TASK DESCRIPTION
Write out the complete material exactly as it stands.

EXTRACTED RECORDS
# # # # # # #
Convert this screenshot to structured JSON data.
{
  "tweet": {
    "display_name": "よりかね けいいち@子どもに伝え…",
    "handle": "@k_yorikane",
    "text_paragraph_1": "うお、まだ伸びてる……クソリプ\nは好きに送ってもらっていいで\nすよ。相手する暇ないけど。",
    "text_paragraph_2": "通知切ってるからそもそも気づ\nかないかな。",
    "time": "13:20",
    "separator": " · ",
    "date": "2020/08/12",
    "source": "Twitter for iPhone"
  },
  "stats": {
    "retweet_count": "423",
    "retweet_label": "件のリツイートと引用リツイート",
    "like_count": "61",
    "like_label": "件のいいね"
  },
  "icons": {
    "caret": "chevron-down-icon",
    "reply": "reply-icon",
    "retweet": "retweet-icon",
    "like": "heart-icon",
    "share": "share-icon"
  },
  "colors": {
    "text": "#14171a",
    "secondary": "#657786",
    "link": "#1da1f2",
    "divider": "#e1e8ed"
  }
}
# # # # # # #
EXERCISE ANSWER
Convert this screenshot to structured JSON data.
{
  "tweet": {
    "display_name": "よりかね けいいち@子どもに伝え…",
    "handle": "@k_yorikane",
    "text_paragraph_1": "うお、まだ伸びてる……クソリプ\nは好きに送ってもらっていいで\nすよ。相手する暇ないけど。",
    "text_paragraph_2": "通知切ってるからそもそも気づ\nかないかな。",
    "time": "13:20",
    "separator": " · ",
    "date": "2020/08/12",
    "source": "Twitter for iPhone"
  },
  "stats": {
    "retweet_count": "423",
    "retweet_label": "件のリツイートと引用リツイート",
    "like_count": "61",
    "like_label": "件のいいね"
  },
  "icons": {
    "caret": "chevron-down-icon",
    "reply": "reply-icon",
    "retweet": "retweet-icon",
    "like": "heart-icon",
    "share": "share-icon"
  },
  "colors": {
    "text": "#14171a",
    "secondary": "#657786",
    "link": "#1da1f2",
    "divider": "#e1e8ed"
  }
}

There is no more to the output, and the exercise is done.